How many lines in the listing below include the word "right"? Answer with the number and nothing else.

Dataset:
## BEGIN

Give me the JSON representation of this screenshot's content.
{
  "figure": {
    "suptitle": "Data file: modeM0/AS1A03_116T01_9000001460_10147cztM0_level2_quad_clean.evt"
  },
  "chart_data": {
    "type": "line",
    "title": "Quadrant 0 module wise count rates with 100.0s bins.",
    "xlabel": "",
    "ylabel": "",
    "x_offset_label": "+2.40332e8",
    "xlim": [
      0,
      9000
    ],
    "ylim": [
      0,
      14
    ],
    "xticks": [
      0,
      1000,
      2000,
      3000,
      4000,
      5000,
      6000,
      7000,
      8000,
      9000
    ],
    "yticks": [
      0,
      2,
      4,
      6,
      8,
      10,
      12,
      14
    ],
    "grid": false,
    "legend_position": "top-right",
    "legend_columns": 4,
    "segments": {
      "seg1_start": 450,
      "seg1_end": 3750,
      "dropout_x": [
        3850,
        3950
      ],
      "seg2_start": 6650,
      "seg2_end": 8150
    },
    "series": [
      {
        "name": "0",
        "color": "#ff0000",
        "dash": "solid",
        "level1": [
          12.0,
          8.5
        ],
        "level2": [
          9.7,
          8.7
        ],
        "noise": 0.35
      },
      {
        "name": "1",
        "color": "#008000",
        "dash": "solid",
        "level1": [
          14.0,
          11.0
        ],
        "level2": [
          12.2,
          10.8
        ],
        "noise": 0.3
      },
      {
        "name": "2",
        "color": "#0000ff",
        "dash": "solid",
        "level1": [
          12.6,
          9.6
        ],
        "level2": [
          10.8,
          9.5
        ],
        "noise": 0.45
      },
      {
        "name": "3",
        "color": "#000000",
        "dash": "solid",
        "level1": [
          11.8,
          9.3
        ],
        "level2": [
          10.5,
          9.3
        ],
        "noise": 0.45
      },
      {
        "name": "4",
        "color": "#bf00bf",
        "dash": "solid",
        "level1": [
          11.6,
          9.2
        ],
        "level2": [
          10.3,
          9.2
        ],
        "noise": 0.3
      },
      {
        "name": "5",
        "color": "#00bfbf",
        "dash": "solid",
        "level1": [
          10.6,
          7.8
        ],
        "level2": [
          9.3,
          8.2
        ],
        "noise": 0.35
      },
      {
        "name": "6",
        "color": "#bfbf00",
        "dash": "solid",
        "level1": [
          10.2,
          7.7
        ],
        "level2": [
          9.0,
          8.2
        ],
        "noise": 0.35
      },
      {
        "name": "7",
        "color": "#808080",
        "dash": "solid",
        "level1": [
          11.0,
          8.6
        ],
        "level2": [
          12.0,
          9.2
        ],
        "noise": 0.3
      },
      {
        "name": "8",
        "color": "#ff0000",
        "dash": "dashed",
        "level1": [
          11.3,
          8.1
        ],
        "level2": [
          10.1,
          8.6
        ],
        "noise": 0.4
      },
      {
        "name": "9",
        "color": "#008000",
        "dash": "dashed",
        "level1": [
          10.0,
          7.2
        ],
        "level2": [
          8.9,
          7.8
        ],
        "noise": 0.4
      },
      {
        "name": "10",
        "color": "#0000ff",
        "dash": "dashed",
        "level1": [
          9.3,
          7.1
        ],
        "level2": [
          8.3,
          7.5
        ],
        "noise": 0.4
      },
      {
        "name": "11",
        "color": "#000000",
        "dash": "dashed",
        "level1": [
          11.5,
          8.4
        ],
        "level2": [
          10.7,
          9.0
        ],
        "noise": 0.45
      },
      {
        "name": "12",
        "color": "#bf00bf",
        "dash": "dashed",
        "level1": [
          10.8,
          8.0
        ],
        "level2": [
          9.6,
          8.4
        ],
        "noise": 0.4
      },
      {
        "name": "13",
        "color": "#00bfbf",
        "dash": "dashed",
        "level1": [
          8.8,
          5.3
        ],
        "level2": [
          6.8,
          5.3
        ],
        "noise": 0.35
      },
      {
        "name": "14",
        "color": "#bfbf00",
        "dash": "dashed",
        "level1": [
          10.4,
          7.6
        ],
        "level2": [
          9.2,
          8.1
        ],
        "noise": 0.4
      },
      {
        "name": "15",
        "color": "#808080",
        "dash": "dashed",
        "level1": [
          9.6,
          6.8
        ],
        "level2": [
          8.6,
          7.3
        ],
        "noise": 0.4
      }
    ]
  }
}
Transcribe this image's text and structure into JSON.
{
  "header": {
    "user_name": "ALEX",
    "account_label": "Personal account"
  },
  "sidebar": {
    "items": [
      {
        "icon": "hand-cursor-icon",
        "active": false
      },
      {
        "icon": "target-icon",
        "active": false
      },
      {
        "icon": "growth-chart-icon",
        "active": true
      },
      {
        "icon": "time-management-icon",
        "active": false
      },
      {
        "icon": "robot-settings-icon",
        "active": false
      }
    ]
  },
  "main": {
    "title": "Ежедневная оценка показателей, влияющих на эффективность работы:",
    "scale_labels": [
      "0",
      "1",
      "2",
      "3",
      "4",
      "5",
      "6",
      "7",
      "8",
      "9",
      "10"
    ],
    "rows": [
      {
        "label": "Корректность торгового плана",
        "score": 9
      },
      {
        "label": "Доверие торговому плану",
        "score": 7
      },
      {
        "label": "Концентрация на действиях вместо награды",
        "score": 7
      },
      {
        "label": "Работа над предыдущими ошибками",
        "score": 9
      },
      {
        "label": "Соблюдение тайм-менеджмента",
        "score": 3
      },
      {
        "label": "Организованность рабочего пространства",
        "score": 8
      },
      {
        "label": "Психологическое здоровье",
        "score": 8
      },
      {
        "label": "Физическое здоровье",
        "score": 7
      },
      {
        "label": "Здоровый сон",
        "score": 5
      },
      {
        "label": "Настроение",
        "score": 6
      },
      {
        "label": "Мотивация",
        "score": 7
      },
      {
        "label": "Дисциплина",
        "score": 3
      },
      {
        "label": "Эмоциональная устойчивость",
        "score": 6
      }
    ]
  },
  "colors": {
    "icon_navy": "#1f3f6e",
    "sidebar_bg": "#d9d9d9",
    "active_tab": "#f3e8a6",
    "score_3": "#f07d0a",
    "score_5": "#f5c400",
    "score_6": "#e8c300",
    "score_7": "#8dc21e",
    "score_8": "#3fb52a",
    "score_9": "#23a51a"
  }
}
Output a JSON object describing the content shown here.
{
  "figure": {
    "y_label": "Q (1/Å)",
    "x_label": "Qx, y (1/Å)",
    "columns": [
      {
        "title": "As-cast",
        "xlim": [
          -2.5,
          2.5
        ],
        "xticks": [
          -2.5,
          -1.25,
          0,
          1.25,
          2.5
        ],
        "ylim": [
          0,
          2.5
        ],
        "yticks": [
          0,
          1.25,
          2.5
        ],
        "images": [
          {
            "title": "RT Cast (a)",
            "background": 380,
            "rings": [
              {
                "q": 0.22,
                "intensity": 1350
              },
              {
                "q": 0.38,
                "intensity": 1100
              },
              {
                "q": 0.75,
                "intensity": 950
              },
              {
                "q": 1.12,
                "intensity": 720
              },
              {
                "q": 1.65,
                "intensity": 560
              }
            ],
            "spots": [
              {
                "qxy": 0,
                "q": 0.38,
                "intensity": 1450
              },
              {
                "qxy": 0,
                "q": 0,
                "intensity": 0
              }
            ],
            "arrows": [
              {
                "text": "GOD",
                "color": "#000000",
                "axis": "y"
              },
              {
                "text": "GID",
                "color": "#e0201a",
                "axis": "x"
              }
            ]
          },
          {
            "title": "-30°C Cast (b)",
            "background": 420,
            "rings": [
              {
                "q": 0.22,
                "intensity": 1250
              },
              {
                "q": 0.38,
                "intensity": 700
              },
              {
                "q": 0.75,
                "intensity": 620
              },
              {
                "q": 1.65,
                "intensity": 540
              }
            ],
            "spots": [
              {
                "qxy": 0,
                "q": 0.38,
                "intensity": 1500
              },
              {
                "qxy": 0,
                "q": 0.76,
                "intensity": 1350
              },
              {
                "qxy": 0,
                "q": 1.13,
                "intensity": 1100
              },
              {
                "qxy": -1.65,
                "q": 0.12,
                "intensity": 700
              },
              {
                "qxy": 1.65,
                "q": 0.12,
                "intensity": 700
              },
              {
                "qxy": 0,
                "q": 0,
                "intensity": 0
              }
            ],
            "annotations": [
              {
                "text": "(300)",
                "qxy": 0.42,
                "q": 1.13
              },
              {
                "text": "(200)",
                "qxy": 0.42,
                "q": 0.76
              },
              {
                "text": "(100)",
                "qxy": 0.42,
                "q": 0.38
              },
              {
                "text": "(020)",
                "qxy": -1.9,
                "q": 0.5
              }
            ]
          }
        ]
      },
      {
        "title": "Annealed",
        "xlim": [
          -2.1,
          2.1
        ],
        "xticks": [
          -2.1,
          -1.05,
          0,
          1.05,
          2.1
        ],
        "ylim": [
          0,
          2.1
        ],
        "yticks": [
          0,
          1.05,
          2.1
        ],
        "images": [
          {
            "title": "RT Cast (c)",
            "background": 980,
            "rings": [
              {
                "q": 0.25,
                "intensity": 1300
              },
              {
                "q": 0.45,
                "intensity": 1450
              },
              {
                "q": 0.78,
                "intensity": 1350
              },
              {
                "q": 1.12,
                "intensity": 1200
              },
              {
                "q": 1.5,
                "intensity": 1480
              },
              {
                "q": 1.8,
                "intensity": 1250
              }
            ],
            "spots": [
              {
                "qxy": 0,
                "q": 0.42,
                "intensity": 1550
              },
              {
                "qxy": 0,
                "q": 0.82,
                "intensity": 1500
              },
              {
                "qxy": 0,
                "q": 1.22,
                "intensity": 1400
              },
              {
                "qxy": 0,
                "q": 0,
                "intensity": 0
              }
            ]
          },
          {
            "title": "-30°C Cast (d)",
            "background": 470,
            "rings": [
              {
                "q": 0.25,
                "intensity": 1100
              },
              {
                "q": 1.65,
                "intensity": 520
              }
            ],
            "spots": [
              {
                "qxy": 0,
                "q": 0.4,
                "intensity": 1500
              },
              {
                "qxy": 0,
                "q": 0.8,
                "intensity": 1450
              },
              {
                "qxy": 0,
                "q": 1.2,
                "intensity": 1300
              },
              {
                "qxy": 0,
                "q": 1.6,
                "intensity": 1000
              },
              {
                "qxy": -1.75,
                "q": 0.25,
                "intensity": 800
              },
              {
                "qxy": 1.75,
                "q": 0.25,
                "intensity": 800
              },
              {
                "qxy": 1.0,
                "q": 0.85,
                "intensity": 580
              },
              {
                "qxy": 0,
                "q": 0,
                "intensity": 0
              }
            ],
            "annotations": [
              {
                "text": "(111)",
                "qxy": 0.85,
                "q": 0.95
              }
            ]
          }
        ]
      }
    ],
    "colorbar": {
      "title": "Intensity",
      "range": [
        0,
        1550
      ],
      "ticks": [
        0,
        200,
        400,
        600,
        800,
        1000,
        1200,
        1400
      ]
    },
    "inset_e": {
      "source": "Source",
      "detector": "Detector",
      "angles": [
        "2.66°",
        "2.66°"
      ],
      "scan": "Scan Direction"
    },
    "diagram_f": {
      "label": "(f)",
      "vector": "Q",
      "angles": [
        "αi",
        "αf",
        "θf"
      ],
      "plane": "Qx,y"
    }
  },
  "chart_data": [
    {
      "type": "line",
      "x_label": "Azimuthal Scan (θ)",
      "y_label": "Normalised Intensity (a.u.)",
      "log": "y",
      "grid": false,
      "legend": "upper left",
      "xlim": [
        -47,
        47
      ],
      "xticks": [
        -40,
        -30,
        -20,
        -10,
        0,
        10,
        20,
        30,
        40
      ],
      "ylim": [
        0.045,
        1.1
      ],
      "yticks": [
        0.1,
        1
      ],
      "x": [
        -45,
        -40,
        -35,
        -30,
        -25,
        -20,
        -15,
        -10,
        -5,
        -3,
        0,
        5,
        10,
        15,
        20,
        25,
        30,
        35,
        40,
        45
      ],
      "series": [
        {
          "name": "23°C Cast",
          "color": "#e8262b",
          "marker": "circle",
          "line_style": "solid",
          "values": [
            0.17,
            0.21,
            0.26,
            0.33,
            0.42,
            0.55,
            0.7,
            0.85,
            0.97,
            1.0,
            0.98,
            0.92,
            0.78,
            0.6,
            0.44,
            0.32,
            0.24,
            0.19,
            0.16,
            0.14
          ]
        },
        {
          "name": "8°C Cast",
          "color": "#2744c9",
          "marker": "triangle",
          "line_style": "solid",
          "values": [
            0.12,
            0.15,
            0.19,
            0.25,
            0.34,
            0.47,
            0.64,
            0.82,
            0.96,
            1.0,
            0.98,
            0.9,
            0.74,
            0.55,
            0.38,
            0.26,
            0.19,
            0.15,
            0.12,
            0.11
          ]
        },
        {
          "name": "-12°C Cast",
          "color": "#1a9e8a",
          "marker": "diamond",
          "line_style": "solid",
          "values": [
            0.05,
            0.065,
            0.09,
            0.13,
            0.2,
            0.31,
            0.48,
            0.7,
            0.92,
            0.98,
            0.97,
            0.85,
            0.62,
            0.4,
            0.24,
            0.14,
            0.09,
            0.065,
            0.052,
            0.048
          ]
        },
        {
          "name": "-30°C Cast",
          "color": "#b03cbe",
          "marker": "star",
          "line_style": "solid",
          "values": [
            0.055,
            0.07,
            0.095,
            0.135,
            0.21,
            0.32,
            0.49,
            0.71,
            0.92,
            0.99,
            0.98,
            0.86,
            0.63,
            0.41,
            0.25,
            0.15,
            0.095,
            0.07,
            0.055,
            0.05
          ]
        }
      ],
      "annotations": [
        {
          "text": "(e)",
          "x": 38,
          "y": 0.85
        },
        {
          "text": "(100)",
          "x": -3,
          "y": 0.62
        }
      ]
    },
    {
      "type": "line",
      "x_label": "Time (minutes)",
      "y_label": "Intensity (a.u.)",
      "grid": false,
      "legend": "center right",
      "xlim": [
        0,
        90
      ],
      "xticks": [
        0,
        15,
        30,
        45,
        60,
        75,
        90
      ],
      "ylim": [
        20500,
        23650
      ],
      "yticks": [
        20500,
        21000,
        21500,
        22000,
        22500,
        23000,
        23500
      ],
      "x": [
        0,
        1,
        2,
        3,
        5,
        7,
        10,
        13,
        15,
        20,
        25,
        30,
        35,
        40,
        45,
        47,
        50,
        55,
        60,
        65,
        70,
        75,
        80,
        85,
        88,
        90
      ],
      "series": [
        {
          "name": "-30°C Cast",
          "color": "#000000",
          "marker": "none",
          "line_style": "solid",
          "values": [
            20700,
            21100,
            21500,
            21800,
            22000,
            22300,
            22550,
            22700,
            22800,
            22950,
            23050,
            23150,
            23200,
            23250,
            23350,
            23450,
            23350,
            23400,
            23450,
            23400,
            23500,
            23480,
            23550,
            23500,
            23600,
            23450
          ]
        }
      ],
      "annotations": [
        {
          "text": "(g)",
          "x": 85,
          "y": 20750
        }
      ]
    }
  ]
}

## END

Correct result: 2